## Page text:
*-*-*
Le vendredi 29 octobre 2021, 04:27:51 CEST Michael Paquier a écrit :
> On Thu, Oct 28, 2021 at 03:55:12PM +0200, Ronan Dunklau wrote:
> > Interesting ideas, thanks. For the record, the time drops from ~4.5s to 3s
> > on average on my machine.
> > I think if you reduce the size of the generate_series batches, this should
> > probably be reduced everywhere. With what we do though, inserting a single
> > line should work just as well, I wonder why we insist on inserting a
> > hundred lines ? I updated your patch with that small modification, it
> > also makes the code less verbose.
>
> Thanks for the extra numbers. I have added your suggestions,
> switching the dummy table to use a primary key with different values,
> while on it, as there is an argument that it makes debugging easier,
> and applied the speedup patch.
Thanks !
>
> >> +$standby->psql('',
> >> + "CREATE_REPLICATION_SLOT $folder_slot PHYSICAL (RESERVE_WAL)",
> >> + replication => 1);
> >> Here as well we could use a restart point to reduce the number of
> >> segments archived.
> >
> > The restart point should be very close, as we don't generate any activity
> > on the primary between the backup and the slot's creation. I'm not sure
> > adding the complexity of triggering a checkpoint on the primary and
> > waiting for the standby to catch up on it would be that useful.
>
> Yes, you are right here. The base backup taken from the primary
> at this point ensures a fresh point.
>
> +# This test is split in two, using the same standby: one test check the
> +# resume-from-folder case, the other the resume-from-slot one.
> This comment needs a refresh, as the resume-from-folder case is no
> more.
>
Done.
> +$standby->psql(
> + 'postgres',
> + "SELECT pg_promote(wait_seconds => 300)");
> This could be $standby->promote.
>
Oh, didn't know about that.
> +# Switch wal to make sure it is not a partial file but a complete
> segment.
> +$primary->psql('postgres', 'INSERT INTO test_table VALUES (1);');
> +$primary->psql('postgres', 'SELECT pg_switch_wal();');
> +$primary->wait_for_catchup($standby, 'replay', $primary->lsn('write'));
> This INSERT needs a slight change to adapt to the primary key of the
> table. This one is on me :p
Done.
>
> Anyway, is this first segment switch really necessary? From the data
> archived by pg_receivewal in the command testing the TLI jump, we
> finish with the following contents (contents generated after fixing
> the three INSERTs):
> 00000001000000000000000B
> 00000001000000000000000C
> 00000002000000000000000D
> 00000002000000000000000E.partial
> 00000002.history
>
> So, even if we don't do the first switch, we'd still have one
> completed segment on the previous timeline, before switching to the
> new timeline and the next segment (pg_receivewal is a bit inconsistent
> with the backend here, by the way, as the first segment on the new
> timeline would map with the last segment of the old timeline, but here
> we have a clean switch as of stop_streaming in pg_receivewal.c).
*-*-*
## Goals:
**a.** From the patch review thread above, reproduce the passage starting at "Le vendredi 29" and ending at "the speedup patch.".
**b.** In the patch review thread, how much did the test run time drop on Ronan Dunklau's machine?
**c.** Carry the patch review thread forward from its final sentence, writing what comes next.

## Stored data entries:
*-*-*
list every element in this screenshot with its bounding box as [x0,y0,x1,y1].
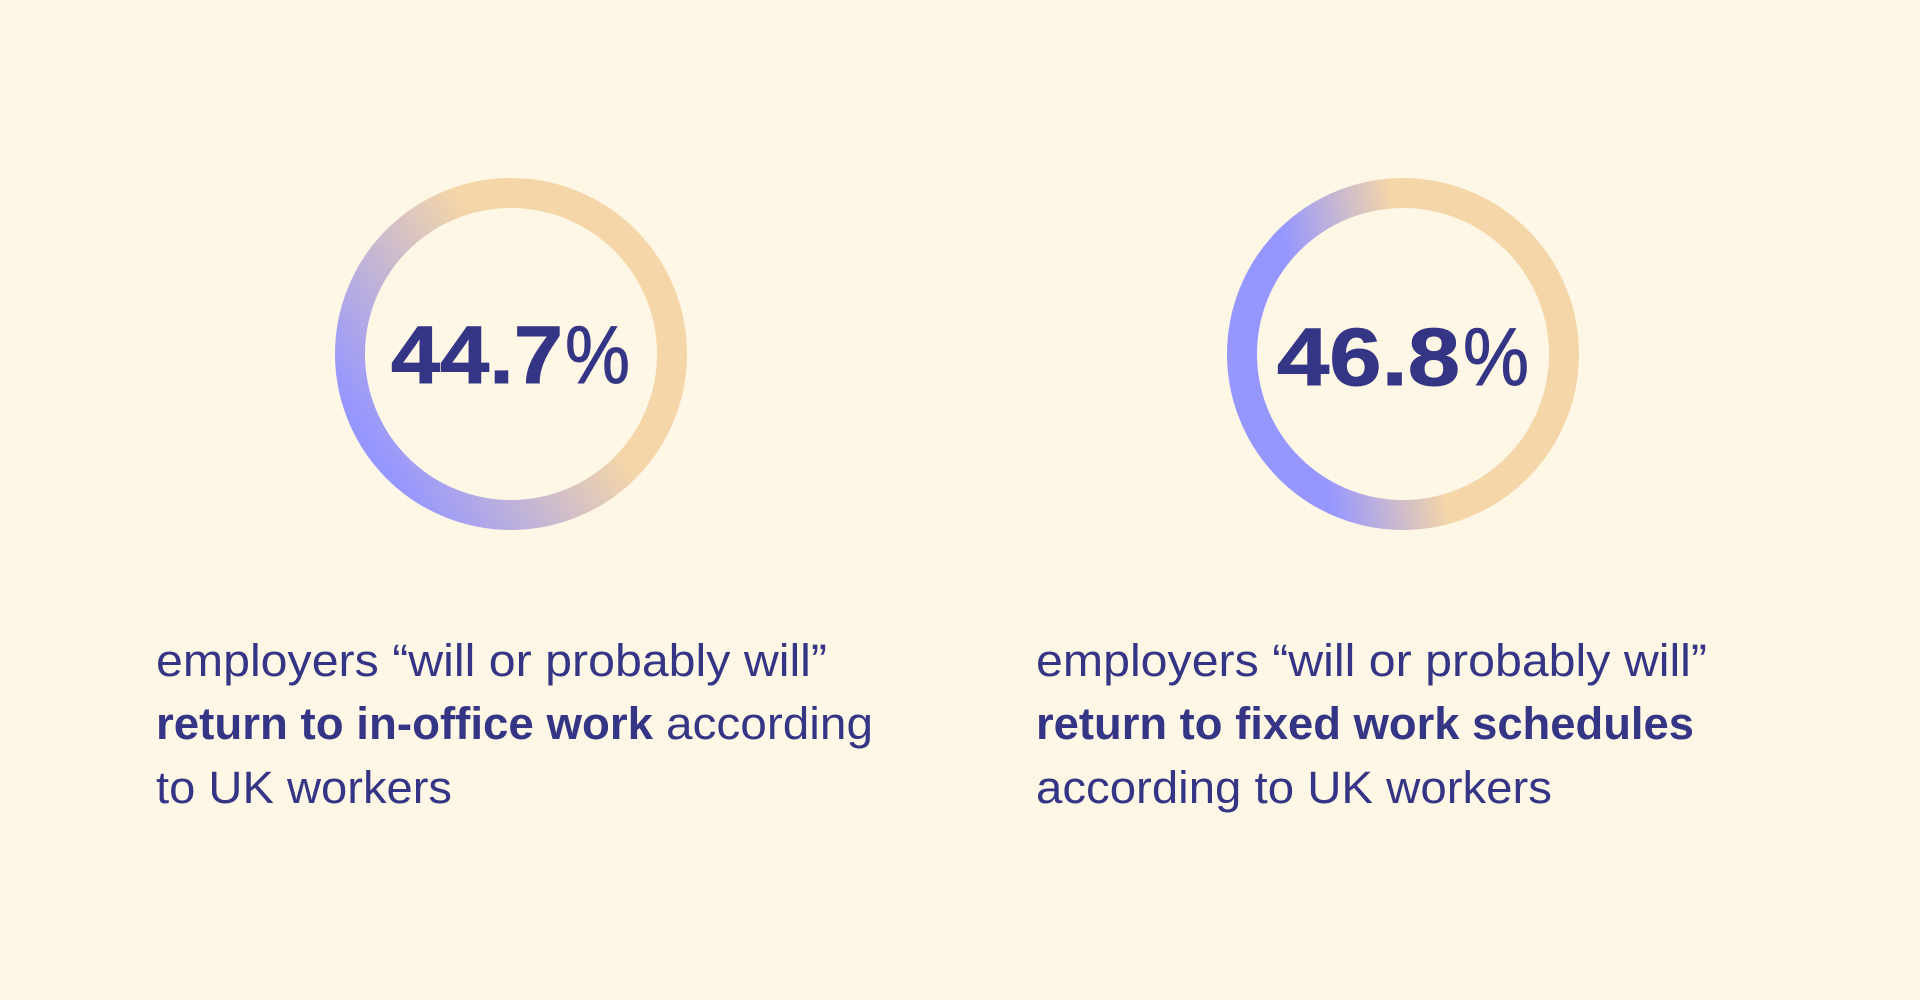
stat: 46.8%: % [1463,312,1529,403]
stat: 44.7% [391,310,630,401]
description: in-office work: return to in-office work [156,698,654,749]
donut ring: 46.8% [1242,193,1564,515]
donut ring: 44.7% [350,193,672,515]
description: fixed work schedules: return to fixed work schedules [1036,698,1694,749]
stat: 46.8%: 46.8 [1277,312,1460,403]
description: in-office work: according [666,698,873,749]
description: in-office work: employers “will or probably will” [156,635,827,686]
panel: fixed work schedules [1036,193,1707,813]
description: fixed work schedules: employers “will or probably will” [1036,635,1707,686]
panel: in-office work [156,193,873,813]
stat: 44.7%: % [565,310,630,401]
description: in-office work [156,635,873,813]
description: in-office work: to UK workers [156,762,452,813]
description: fixed work schedules: according to UK workers [1036,762,1552,813]
stat: 44.7%: 44.7 [391,310,563,401]
description: fixed work schedules [1036,635,1707,813]
stat: 46.8% [1277,312,1529,403]
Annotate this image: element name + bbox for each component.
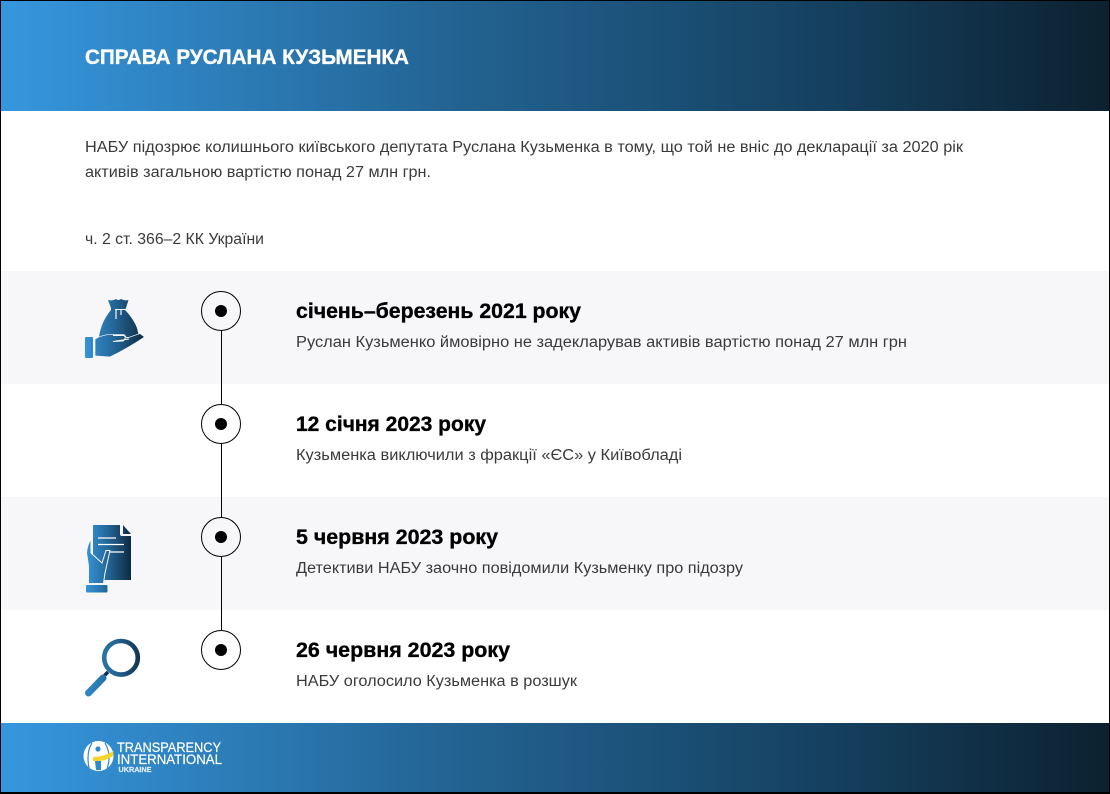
*-*-*
## Outputs by task:
**a.**
Le vendredi 29 octobre 2021, 04:27:51 CEST Michael Paquier a écrit :
> On Thu, Oct 28, 2021 at 03:55:12PM +0200, Ronan Dunklau wrote:
> > Interesting ideas, thanks. For the record, the time drops from ~4.5s to 3s
> > on average on my machine.
> > I think if you reduce the size of the generate_series batches, this should
> > probably be reduced everywhere. With what we do though, inserting a single
> > line should work just as well, I wonder why we insist on inserting a
> > hundred lines ? I updated your patch with that small modification, it
> > also makes the code less verbose.
>
> Thanks for the extra numbers. I have added your suggestions,
> switching the dummy table to use a primary key with different values,
> while on it, as there is an argument that it makes debugging easier,
> and applied the speedup patch.

**b.** It dropped from about 4.5 seconds to 3 seconds on average.

**c.**
The first completed segment on the previous timeline comes from the fact we
stream from the restart point. I removed the switch to use the walfilename of
the replication slot's restart point instead. This means querying both the
standby (to get the replication slot's restart_lsn) and the primary (to have
access to pg_walfile_name).
We could use a single query on the primary (using the primary's checkpoint LSN
instead) but it feels a bit convoluted just to avoid a query on the standby.
--
Ronan Dunklau
>From eb65a8b5883d903dda78bb66c2e1795b48cafc24 Mon Sep 17 00:00:00 2001
From: Ronan Dunklau <ronan.dunk...@aiven.io>
Date: Tue, 26 Oct 2021 10:54:12 +0200
Subject: [PATCH v17] Add a test for pg_receivewal following timeline switch.
pg_receivewal is able to follow a timeline switch, but this was not
tested anywher. This test case verify that it works as expected both
when resuming from a replication slot and from the archive directory,
which have different methods of retrieving the timeline it left off.
---
src/bin/pg_basebackup/t/020_pg_receivewal.pl | 57 +++++++++++++++++++-
1 file changed, 56 insertions(+), 1 deletion(-)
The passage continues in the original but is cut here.